# REQUEST
Within the data that follows, how many lines carry the string "cluster"? Give the number alone.

※

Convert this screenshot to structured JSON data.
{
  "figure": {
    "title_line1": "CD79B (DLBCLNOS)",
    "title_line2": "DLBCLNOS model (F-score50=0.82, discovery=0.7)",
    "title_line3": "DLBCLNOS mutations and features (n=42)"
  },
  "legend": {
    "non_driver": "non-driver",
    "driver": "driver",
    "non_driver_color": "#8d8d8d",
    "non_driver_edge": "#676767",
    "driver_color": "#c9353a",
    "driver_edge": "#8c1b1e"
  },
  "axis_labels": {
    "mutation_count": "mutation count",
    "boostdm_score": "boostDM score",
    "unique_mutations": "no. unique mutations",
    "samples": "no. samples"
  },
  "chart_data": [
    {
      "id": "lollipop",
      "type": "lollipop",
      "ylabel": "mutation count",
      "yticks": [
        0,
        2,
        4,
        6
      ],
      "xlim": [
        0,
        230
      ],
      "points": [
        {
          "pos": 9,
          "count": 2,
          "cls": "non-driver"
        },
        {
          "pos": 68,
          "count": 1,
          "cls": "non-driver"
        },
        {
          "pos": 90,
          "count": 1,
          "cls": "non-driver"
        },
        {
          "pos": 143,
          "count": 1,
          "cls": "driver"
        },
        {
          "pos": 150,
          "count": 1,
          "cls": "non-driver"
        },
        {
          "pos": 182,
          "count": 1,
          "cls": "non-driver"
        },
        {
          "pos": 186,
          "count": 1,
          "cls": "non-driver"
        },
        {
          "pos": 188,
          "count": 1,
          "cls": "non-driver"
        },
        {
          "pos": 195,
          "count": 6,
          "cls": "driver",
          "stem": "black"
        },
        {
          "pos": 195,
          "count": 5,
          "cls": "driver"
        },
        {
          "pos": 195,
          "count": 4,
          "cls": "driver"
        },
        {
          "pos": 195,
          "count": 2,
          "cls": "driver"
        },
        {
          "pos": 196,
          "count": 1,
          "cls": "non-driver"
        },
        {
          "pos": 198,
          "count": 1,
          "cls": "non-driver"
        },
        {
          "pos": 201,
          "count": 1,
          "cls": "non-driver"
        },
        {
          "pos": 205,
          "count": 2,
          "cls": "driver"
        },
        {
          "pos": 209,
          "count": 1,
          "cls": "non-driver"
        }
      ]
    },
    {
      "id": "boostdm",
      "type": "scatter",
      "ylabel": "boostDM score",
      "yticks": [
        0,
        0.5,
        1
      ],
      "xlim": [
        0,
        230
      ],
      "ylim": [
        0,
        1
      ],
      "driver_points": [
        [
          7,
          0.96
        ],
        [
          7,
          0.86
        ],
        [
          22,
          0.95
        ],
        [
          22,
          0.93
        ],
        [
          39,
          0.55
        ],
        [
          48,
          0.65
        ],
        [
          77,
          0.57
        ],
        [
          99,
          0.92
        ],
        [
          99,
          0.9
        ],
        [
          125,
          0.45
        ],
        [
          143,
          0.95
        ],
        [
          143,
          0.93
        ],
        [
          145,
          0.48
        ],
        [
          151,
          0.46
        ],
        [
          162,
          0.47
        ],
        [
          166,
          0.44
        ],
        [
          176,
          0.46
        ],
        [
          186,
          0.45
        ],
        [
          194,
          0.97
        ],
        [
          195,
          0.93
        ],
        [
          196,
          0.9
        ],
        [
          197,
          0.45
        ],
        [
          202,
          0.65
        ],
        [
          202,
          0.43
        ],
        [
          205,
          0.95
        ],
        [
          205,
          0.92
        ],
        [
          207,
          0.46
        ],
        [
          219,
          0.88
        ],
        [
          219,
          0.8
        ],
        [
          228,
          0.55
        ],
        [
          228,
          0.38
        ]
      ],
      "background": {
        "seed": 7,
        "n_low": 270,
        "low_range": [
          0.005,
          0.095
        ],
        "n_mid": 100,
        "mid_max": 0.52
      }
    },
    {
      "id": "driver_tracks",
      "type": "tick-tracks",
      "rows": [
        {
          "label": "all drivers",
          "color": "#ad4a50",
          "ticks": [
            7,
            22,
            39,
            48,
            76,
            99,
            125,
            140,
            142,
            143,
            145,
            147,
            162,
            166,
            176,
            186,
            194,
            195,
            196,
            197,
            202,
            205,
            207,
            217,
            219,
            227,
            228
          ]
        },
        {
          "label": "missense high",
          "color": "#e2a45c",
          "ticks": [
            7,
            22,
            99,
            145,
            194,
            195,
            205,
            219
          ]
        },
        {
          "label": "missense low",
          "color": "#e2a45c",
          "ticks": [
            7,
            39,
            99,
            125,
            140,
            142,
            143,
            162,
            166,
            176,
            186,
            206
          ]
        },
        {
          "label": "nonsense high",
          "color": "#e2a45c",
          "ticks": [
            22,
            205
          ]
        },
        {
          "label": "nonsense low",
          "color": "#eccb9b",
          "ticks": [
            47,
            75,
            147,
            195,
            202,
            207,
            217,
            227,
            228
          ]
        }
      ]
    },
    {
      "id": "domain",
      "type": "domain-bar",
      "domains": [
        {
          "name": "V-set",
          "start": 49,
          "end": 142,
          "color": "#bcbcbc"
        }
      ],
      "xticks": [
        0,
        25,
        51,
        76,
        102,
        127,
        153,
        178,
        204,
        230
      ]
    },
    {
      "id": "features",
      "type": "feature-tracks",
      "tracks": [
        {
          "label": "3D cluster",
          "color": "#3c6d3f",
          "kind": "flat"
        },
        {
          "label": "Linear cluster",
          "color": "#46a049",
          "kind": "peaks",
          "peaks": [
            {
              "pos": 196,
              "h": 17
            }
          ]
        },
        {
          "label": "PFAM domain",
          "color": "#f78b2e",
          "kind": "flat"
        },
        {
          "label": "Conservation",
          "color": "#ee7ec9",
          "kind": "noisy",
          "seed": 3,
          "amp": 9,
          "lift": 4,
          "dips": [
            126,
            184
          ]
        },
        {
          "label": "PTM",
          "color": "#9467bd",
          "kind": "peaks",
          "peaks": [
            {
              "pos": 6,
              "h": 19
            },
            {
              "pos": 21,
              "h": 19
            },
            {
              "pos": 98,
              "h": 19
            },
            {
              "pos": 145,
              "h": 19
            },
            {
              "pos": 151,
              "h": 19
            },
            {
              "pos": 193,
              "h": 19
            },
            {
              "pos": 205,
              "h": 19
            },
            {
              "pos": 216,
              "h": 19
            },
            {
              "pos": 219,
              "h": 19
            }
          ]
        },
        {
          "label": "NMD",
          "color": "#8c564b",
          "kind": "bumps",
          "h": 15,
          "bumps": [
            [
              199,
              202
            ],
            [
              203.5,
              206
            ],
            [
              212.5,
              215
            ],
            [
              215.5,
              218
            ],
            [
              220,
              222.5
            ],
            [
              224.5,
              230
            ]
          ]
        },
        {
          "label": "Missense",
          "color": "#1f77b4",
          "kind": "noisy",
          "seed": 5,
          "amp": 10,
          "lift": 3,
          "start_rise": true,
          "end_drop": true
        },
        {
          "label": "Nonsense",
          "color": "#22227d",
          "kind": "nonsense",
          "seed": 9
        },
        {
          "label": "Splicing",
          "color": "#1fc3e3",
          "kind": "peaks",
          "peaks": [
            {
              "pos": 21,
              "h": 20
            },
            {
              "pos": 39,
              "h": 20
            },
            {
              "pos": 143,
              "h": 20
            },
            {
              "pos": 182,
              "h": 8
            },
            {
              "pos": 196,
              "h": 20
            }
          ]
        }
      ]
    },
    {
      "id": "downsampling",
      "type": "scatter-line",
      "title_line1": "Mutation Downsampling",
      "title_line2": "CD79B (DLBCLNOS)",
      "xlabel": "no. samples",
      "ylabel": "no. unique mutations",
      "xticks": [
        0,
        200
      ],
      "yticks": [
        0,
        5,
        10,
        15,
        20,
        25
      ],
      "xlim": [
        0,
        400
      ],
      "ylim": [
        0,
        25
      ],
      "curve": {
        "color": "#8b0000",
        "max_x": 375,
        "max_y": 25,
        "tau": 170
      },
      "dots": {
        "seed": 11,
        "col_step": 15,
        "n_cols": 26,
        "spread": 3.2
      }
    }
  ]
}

※

# RESPONSE FOR THIS EXERCISE
2